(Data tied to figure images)
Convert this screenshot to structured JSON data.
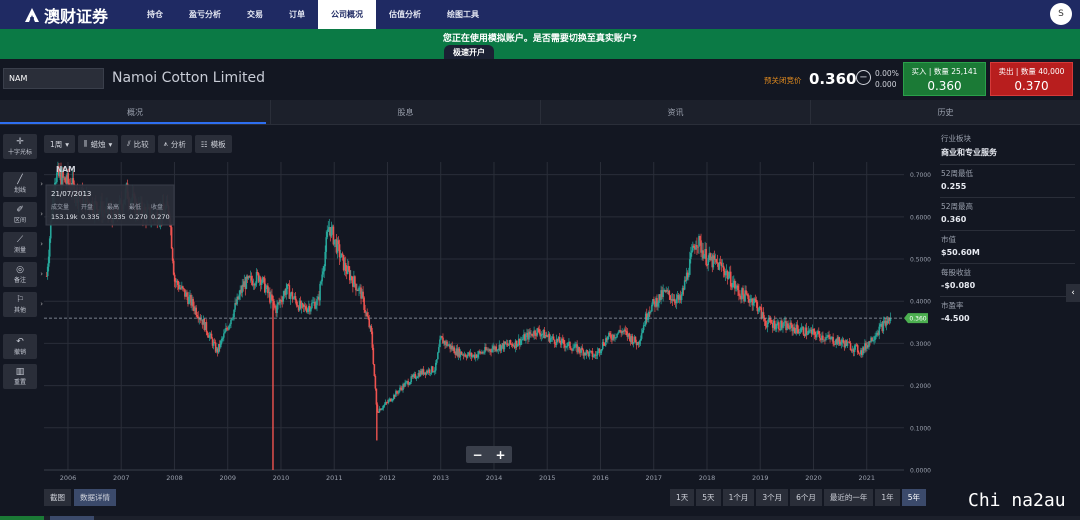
{
  "nav": {
    "brand": "澳财证券",
    "items": [
      "持仓",
      "盈亏分析",
      "交易",
      "订单",
      "公司概况",
      "估值分析",
      "绘图工具"
    ],
    "active_index": 4,
    "user_initial": "S"
  },
  "banner": {
    "message": "您正在使用模拟账户。是否需要切换至真实账户?",
    "open_button": "极速开户"
  },
  "quote": {
    "ticker": "NAM",
    "company": "Namoi Cotton Limited",
    "price_label": "预关闭竞价",
    "price": "0.360",
    "change_pct": "0.00%",
    "change_abs": "0.000",
    "buy": {
      "label": "买入 | 数量 25,141",
      "price": "0.360"
    },
    "sell": {
      "label": "卖出 | 数量 40,000",
      "price": "0.370"
    }
  },
  "tabs": [
    "概况",
    "股息",
    "资讯",
    "历史"
  ],
  "tools": [
    {
      "name": "十字光标",
      "icon": "crosshair-icon",
      "glyph": "✛",
      "arrow": false
    },
    {
      "name": "划线",
      "icon": "line-icon",
      "glyph": "╱",
      "arrow": true
    },
    {
      "name": "区间",
      "icon": "range-icon",
      "glyph": "⌗",
      "arrow": true
    },
    {
      "name": "测量",
      "icon": "ruler-icon",
      "glyph": "📏",
      "arrow": true
    },
    {
      "name": "备注",
      "icon": "note-icon",
      "glyph": "✎",
      "arrow": true
    },
    {
      "name": "其他",
      "icon": "flag-icon",
      "glyph": "⚑",
      "arrow": true
    },
    {
      "name": "撤销",
      "icon": "undo-icon",
      "glyph": "↶",
      "arrow": false
    },
    {
      "name": "重置",
      "icon": "trash-icon",
      "glyph": "🗑",
      "arrow": false
    }
  ],
  "toolbar": {
    "interval": "1周",
    "chart_type": "蜡烛",
    "compare": "比较",
    "analysis": "分析",
    "template": "模板"
  },
  "info_panel": [
    {
      "label": "行业板块",
      "value": "商业和专业服务"
    },
    {
      "label": "52周最低",
      "value": "0.255"
    },
    {
      "label": "52周最高",
      "value": "0.360"
    },
    {
      "label": "市值",
      "value": "$50.60M"
    },
    {
      "label": "每股收益",
      "value": "-$0.080"
    },
    {
      "label": "市盈率",
      "value": "-4.500"
    }
  ],
  "tooltip": {
    "symbol": "NAM",
    "date": "21/07/2013",
    "headers": [
      "成交量",
      "开盘",
      "最高",
      "最低",
      "收盘"
    ],
    "values": [
      "153.19k",
      "0.335",
      "0.335",
      "0.270",
      "0.270"
    ]
  },
  "bottom_left": [
    "截图",
    "数据详情"
  ],
  "ranges": [
    "1天",
    "5天",
    "1个月",
    "3个月",
    "6个月",
    "最近的一年",
    "1年",
    "5年"
  ],
  "range_active_index": 7,
  "watermark": "Chi na2au",
  "colors": {
    "up": "#26a69a",
    "down": "#ef5350",
    "last_price": "#4caf50"
  },
  "chart_data": {
    "type": "candlestick",
    "symbol": "NAM",
    "interval": "1周",
    "x_ticks": [
      "2006",
      "2007",
      "2008",
      "2009",
      "2010",
      "2011",
      "2012",
      "2013",
      "2014",
      "2015",
      "2016",
      "2017",
      "2018",
      "2019",
      "2020",
      "2021"
    ],
    "y_ticks": [
      "0.0000",
      "0.1000",
      "0.2000",
      "0.3000",
      "0.4000",
      "0.5000",
      "0.6000",
      "0.7000"
    ],
    "ylim": [
      0.0,
      0.73
    ],
    "xlim": [
      2005.55,
      2021.7
    ],
    "last_price": 0.36,
    "last_price_label": "0.360",
    "price_path": [
      [
        2005.6,
        0.46
      ],
      [
        2005.75,
        0.7
      ],
      [
        2006.0,
        0.68
      ],
      [
        2006.3,
        0.64
      ],
      [
        2006.6,
        0.62
      ],
      [
        2006.9,
        0.6
      ],
      [
        2007.1,
        0.66
      ],
      [
        2007.3,
        0.62
      ],
      [
        2007.6,
        0.6
      ],
      [
        2007.9,
        0.62
      ],
      [
        2008.0,
        0.45
      ],
      [
        2008.3,
        0.4
      ],
      [
        2008.5,
        0.36
      ],
      [
        2008.8,
        0.28
      ],
      [
        2009.0,
        0.34
      ],
      [
        2009.3,
        0.44
      ],
      [
        2009.6,
        0.46
      ],
      [
        2009.9,
        0.38
      ],
      [
        2010.1,
        0.43
      ],
      [
        2010.4,
        0.38
      ],
      [
        2010.7,
        0.4
      ],
      [
        2010.9,
        0.58
      ],
      [
        2011.2,
        0.48
      ],
      [
        2011.5,
        0.42
      ],
      [
        2011.7,
        0.32
      ],
      [
        2011.8,
        0.14
      ],
      [
        2012.0,
        0.16
      ],
      [
        2012.3,
        0.2
      ],
      [
        2012.6,
        0.23
      ],
      [
        2012.9,
        0.24
      ],
      [
        2013.0,
        0.31
      ],
      [
        2013.3,
        0.28
      ],
      [
        2013.6,
        0.27
      ],
      [
        2014.0,
        0.29
      ],
      [
        2014.4,
        0.3
      ],
      [
        2014.8,
        0.33
      ],
      [
        2015.1,
        0.31
      ],
      [
        2015.5,
        0.29
      ],
      [
        2015.9,
        0.27
      ],
      [
        2016.1,
        0.31
      ],
      [
        2016.4,
        0.33
      ],
      [
        2016.7,
        0.3
      ],
      [
        2016.9,
        0.38
      ],
      [
        2017.2,
        0.42
      ],
      [
        2017.5,
        0.4
      ],
      [
        2017.8,
        0.55
      ],
      [
        2018.0,
        0.5
      ],
      [
        2018.3,
        0.48
      ],
      [
        2018.6,
        0.42
      ],
      [
        2018.9,
        0.4
      ],
      [
        2019.1,
        0.35
      ],
      [
        2019.5,
        0.34
      ],
      [
        2019.8,
        0.33
      ],
      [
        2020.1,
        0.32
      ],
      [
        2020.3,
        0.31
      ],
      [
        2020.6,
        0.3
      ],
      [
        2020.9,
        0.28
      ],
      [
        2021.2,
        0.33
      ],
      [
        2021.45,
        0.36
      ]
    ],
    "spikes": [
      {
        "x": 2009.85,
        "low": 0.0
      },
      {
        "x": 2011.8,
        "low": 0.07
      }
    ]
  }
}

- [Requirements]
Write the lines above out again exactly, without any of their pictures.

- [Finished answer]
Convert this screenshot to structured JSON data.
{
  "nav": {
    "brand": "澳财证券",
    "items": [
      "持仓",
      "盈亏分析",
      "交易",
      "订单",
      "公司概况",
      "估值分析",
      "绘图工具"
    ],
    "active_index": 4,
    "user_initial": "S"
  },
  "banner": {
    "message": "您正在使用模拟账户。是否需要切换至真实账户?",
    "open_button": "极速开户"
  },
  "quote": {
    "ticker": "NAM",
    "company": "Namoi Cotton Limited",
    "price_label": "预关闭竞价",
    "price": "0.360",
    "change_pct": "0.00%",
    "change_abs": "0.000",
    "buy": {
      "label": "买入 | 数量 25,141",
      "price": "0.360"
    },
    "sell": {
      "label": "卖出 | 数量 40,000",
      "price": "0.370"
    }
  },
  "tabs": [
    "概况",
    "股息",
    "资讯",
    "历史"
  ],
  "tools": [
    {
      "name": "十字光标",
      "icon": "crosshair-icon",
      "glyph": "✛",
      "arrow": false
    },
    {
      "name": "划线",
      "icon": "line-icon",
      "glyph": "╱",
      "arrow": true
    },
    {
      "name": "区间",
      "icon": "range-icon",
      "glyph": "⌗",
      "arrow": true
    },
    {
      "name": "测量",
      "icon": "ruler-icon",
      "glyph": "📏",
      "arrow": true
    },
    {
      "name": "备注",
      "icon": "note-icon",
      "glyph": "✎",
      "arrow": true
    },
    {
      "name": "其他",
      "icon": "flag-icon",
      "glyph": "⚑",
      "arrow": true
    },
    {
      "name": "撤销",
      "icon": "undo-icon",
      "glyph": "↶",
      "arrow": false
    },
    {
      "name": "重置",
      "icon": "trash-icon",
      "glyph": "🗑",
      "arrow": false
    }
  ],
  "toolbar": {
    "interval": "1周",
    "chart_type": "蜡烛",
    "compare": "比较",
    "analysis": "分析",
    "template": "模板"
  },
  "info_panel": [
    {
      "label": "行业板块",
      "value": "商业和专业服务"
    },
    {
      "label": "52周最低",
      "value": "0.255"
    },
    {
      "label": "52周最高",
      "value": "0.360"
    },
    {
      "label": "市值",
      "value": "$50.60M"
    },
    {
      "label": "每股收益",
      "value": "-$0.080"
    },
    {
      "label": "市盈率",
      "value": "-4.500"
    }
  ],
  "tooltip": {
    "symbol": "NAM",
    "date": "21/07/2013",
    "headers": [
      "成交量",
      "开盘",
      "最高",
      "最低",
      "收盘"
    ],
    "values": [
      "153.19k",
      "0.335",
      "0.335",
      "0.270",
      "0.270"
    ]
  },
  "bottom_left": [
    "截图",
    "数据详情"
  ],
  "ranges": [
    "1天",
    "5天",
    "1个月",
    "3个月",
    "6个月",
    "最近的一年",
    "1年",
    "5年"
  ],
  "range_active_index": 7,
  "watermark": "Chi na2au",
  "colors": {
    "up": "#26a69a",
    "down": "#ef5350",
    "last_price": "#4caf50"
  },
  "chart_data": {
    "type": "candlestick",
    "symbol": "NAM",
    "interval": "1周",
    "x_ticks": [
      "2006",
      "2007",
      "2008",
      "2009",
      "2010",
      "2011",
      "2012",
      "2013",
      "2014",
      "2015",
      "2016",
      "2017",
      "2018",
      "2019",
      "2020",
      "2021"
    ],
    "y_ticks": [
      "0.0000",
      "0.1000",
      "0.2000",
      "0.3000",
      "0.4000",
      "0.5000",
      "0.6000",
      "0.7000"
    ],
    "ylim": [
      0.0,
      0.73
    ],
    "xlim": [
      2005.55,
      2021.7
    ],
    "last_price": 0.36,
    "last_price_label": "0.360",
    "price_path": [
      [
        2005.6,
        0.46
      ],
      [
        2005.75,
        0.7
      ],
      [
        2006.0,
        0.68
      ],
      [
        2006.3,
        0.64
      ],
      [
        2006.6,
        0.62
      ],
      [
        2006.9,
        0.6
      ],
      [
        2007.1,
        0.66
      ],
      [
        2007.3,
        0.62
      ],
      [
        2007.6,
        0.6
      ],
      [
        2007.9,
        0.62
      ],
      [
        2008.0,
        0.45
      ],
      [
        2008.3,
        0.4
      ],
      [
        2008.5,
        0.36
      ],
      [
        2008.8,
        0.28
      ],
      [
        2009.0,
        0.34
      ],
      [
        2009.3,
        0.44
      ],
      [
        2009.6,
        0.46
      ],
      [
        2009.9,
        0.38
      ],
      [
        2010.1,
        0.43
      ],
      [
        2010.4,
        0.38
      ],
      [
        2010.7,
        0.4
      ],
      [
        2010.9,
        0.58
      ],
      [
        2011.2,
        0.48
      ],
      [
        2011.5,
        0.42
      ],
      [
        2011.7,
        0.32
      ],
      [
        2011.8,
        0.14
      ],
      [
        2012.0,
        0.16
      ],
      [
        2012.3,
        0.2
      ],
      [
        2012.6,
        0.23
      ],
      [
        2012.9,
        0.24
      ],
      [
        2013.0,
        0.31
      ],
      [
        2013.3,
        0.28
      ],
      [
        2013.6,
        0.27
      ],
      [
        2014.0,
        0.29
      ],
      [
        2014.4,
        0.3
      ],
      [
        2014.8,
        0.33
      ],
      [
        2015.1,
        0.31
      ],
      [
        2015.5,
        0.29
      ],
      [
        2015.9,
        0.27
      ],
      [
        2016.1,
        0.31
      ],
      [
        2016.4,
        0.33
      ],
      [
        2016.7,
        0.3
      ],
      [
        2016.9,
        0.38
      ],
      [
        2017.2,
        0.42
      ],
      [
        2017.5,
        0.4
      ],
      [
        2017.8,
        0.55
      ],
      [
        2018.0,
        0.5
      ],
      [
        2018.3,
        0.48
      ],
      [
        2018.6,
        0.42
      ],
      [
        2018.9,
        0.4
      ],
      [
        2019.1,
        0.35
      ],
      [
        2019.5,
        0.34
      ],
      [
        2019.8,
        0.33
      ],
      [
        2020.1,
        0.32
      ],
      [
        2020.3,
        0.31
      ],
      [
        2020.6,
        0.3
      ],
      [
        2020.9,
        0.28
      ],
      [
        2021.2,
        0.33
      ],
      [
        2021.45,
        0.36
      ]
    ],
    "spikes": [
      {
        "x": 2009.85,
        "low": 0.0
      },
      {
        "x": 2011.8,
        "low": 0.07
      }
    ]
  }
}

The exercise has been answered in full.